§ GIVEN REQUEST
Scan the records below for lines with the word "text", then state how many you find and nothing else.

[Recorded data]
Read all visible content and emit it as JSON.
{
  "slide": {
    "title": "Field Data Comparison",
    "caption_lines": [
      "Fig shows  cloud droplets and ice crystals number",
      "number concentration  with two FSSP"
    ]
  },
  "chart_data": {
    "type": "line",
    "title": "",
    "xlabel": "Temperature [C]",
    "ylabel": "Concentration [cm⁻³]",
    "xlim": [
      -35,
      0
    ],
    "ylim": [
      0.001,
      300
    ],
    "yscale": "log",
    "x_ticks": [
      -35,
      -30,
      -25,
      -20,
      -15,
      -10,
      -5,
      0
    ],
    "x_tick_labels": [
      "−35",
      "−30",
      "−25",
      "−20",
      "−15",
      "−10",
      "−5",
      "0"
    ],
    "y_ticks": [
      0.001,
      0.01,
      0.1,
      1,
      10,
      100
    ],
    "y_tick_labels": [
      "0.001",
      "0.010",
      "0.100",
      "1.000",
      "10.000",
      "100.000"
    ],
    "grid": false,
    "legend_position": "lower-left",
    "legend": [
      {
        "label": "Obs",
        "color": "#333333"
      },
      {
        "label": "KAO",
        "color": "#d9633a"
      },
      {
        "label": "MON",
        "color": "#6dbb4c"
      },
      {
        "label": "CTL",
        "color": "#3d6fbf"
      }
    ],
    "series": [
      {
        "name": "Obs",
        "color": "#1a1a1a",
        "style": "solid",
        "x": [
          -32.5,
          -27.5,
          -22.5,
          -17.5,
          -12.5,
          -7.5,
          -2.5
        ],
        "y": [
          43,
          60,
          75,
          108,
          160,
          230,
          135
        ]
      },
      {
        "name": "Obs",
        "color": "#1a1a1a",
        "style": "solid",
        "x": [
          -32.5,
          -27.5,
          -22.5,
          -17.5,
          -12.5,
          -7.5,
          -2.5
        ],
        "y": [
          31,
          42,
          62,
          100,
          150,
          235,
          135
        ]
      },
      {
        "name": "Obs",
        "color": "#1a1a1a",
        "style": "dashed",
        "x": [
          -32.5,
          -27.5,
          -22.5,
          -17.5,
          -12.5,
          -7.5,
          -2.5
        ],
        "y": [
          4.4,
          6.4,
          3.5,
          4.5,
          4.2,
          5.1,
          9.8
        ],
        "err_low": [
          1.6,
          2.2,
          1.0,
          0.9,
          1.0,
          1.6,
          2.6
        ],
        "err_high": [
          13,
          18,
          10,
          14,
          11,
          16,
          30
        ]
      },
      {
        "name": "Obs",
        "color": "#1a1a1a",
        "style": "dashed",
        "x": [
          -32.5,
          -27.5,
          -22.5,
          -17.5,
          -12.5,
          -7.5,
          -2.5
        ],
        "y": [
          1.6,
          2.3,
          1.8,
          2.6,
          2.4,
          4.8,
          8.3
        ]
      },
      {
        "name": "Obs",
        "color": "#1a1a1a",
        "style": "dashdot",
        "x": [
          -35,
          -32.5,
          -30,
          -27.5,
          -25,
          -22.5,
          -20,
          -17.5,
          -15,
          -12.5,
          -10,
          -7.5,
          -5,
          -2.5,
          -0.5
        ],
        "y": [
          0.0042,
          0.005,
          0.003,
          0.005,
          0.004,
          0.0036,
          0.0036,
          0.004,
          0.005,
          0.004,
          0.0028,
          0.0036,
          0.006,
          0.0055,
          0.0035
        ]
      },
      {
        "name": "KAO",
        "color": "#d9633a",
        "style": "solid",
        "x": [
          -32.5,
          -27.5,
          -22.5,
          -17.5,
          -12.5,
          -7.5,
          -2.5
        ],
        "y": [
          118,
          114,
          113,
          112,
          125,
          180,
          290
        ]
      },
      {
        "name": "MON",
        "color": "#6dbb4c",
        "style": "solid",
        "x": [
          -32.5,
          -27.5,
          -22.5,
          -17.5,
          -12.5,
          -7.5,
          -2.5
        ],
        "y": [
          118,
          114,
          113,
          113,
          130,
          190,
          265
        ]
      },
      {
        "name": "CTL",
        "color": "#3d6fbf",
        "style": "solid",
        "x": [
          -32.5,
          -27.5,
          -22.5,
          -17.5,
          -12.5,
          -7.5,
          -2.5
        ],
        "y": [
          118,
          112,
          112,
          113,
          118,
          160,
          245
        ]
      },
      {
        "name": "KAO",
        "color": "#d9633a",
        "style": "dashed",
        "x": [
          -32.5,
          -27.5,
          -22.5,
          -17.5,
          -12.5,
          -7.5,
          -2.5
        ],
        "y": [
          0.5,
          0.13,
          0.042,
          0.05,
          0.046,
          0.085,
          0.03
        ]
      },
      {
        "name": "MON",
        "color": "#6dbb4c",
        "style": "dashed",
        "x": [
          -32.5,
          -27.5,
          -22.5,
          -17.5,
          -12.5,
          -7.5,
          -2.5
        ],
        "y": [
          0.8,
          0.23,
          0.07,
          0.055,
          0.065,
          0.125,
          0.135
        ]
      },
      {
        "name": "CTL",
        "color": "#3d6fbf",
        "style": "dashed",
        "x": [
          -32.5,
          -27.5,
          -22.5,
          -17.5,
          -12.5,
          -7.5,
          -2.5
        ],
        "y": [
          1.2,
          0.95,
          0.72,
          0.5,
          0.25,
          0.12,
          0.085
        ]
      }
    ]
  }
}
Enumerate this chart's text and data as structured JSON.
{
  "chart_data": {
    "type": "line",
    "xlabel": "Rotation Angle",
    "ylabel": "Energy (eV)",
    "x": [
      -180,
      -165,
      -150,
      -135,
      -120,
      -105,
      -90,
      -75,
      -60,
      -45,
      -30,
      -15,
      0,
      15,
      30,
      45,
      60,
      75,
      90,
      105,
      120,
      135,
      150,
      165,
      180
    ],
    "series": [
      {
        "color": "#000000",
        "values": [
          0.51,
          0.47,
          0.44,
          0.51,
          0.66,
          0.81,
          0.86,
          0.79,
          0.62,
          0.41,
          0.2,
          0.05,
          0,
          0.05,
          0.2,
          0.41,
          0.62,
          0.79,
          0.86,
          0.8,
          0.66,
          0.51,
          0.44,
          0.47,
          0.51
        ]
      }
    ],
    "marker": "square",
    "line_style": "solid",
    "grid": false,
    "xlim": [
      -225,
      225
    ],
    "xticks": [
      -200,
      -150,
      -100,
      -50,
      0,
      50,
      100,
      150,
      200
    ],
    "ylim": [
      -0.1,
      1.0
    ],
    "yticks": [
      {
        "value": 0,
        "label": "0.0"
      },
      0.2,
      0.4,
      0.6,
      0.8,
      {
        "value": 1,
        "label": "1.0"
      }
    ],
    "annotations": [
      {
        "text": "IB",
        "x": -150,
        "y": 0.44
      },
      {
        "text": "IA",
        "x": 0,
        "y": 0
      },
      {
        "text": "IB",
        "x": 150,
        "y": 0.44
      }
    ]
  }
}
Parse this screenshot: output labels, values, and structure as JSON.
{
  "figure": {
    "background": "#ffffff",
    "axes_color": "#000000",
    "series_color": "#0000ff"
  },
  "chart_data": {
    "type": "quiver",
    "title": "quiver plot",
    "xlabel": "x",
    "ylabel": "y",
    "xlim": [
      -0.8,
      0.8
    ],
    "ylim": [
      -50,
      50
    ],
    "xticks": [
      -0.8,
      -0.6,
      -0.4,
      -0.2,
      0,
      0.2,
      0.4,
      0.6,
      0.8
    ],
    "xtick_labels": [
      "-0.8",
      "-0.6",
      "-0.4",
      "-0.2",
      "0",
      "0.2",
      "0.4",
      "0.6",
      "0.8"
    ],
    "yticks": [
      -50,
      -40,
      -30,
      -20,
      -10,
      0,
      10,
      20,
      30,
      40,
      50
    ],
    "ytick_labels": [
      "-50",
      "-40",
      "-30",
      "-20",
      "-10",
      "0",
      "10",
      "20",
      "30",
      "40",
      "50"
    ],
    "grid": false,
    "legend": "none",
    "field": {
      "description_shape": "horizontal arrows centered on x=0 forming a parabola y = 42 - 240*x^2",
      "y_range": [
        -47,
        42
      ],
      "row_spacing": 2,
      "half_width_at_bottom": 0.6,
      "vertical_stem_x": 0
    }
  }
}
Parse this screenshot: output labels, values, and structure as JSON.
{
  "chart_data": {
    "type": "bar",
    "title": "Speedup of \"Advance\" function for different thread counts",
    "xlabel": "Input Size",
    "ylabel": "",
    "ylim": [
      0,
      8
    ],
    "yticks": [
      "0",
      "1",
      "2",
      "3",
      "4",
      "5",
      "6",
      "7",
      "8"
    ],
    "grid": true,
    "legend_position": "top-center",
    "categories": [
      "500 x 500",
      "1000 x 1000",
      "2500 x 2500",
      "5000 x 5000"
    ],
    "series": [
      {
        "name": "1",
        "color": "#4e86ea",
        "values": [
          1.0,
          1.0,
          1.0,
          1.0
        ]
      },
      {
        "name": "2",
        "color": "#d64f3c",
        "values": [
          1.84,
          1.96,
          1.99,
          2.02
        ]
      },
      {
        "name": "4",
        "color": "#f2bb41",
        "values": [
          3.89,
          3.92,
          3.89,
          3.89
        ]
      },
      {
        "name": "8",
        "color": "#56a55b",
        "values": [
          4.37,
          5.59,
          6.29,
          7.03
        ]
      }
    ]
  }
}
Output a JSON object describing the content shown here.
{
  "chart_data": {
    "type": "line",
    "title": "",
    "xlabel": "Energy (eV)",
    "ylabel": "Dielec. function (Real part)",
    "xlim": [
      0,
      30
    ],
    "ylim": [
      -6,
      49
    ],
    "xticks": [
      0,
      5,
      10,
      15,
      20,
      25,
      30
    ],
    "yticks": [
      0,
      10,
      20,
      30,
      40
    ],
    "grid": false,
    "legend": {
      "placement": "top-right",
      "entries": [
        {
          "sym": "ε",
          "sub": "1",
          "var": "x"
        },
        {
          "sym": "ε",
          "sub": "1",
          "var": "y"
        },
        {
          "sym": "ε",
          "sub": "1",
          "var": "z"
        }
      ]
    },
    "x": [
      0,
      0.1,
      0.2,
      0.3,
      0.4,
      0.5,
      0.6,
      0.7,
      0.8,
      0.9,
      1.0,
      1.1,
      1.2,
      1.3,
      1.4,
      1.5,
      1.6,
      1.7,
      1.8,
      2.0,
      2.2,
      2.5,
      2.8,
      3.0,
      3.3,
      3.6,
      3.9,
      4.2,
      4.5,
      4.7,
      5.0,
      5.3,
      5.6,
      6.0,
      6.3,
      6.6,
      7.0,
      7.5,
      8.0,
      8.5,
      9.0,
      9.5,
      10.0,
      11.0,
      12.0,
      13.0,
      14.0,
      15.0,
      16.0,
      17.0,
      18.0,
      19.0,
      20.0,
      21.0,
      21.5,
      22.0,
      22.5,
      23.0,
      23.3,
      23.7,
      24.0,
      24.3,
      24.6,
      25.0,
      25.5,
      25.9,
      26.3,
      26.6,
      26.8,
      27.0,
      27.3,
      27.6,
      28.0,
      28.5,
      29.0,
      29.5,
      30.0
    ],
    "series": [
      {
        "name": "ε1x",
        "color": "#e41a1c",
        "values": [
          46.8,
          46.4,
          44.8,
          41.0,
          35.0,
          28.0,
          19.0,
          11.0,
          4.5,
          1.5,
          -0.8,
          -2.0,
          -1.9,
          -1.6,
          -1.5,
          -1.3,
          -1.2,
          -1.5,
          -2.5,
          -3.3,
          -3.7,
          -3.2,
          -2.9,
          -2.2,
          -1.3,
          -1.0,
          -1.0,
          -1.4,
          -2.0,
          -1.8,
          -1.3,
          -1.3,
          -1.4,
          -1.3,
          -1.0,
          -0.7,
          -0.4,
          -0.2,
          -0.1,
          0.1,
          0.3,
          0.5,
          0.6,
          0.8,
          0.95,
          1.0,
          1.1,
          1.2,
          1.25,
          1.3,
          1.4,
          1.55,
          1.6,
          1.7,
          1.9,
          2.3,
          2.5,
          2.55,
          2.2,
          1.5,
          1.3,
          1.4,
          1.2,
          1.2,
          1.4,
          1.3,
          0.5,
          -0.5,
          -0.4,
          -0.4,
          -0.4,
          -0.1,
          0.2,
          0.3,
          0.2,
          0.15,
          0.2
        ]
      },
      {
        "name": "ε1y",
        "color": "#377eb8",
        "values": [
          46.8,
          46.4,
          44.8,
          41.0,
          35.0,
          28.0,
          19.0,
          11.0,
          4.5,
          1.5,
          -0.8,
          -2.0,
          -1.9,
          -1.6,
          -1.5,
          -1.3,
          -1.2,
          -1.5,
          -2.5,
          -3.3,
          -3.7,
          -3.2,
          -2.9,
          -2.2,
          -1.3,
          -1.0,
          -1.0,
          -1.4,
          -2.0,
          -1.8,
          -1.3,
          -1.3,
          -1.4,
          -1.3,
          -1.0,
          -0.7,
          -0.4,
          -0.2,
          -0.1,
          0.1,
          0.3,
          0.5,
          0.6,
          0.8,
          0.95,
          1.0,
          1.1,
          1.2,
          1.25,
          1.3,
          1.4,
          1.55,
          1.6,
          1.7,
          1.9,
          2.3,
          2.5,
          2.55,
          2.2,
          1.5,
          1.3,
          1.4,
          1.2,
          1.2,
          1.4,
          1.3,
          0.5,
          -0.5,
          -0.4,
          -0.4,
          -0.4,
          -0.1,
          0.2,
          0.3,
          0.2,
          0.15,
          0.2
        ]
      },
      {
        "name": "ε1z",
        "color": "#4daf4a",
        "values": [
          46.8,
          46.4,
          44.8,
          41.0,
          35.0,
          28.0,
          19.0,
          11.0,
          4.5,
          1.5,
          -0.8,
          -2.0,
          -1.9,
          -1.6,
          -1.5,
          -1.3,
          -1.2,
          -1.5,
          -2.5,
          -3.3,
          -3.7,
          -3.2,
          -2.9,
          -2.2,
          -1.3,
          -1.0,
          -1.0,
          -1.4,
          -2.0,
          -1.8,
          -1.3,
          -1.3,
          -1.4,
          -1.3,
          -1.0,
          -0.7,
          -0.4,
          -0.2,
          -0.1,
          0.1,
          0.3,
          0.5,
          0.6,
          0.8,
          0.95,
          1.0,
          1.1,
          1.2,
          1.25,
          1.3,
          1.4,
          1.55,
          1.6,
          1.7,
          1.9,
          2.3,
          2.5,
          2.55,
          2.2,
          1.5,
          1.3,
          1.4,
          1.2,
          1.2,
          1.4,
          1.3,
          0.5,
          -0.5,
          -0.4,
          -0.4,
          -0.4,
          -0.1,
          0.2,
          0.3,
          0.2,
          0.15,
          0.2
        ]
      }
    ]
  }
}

§ OUTPUT OF THE TASK
4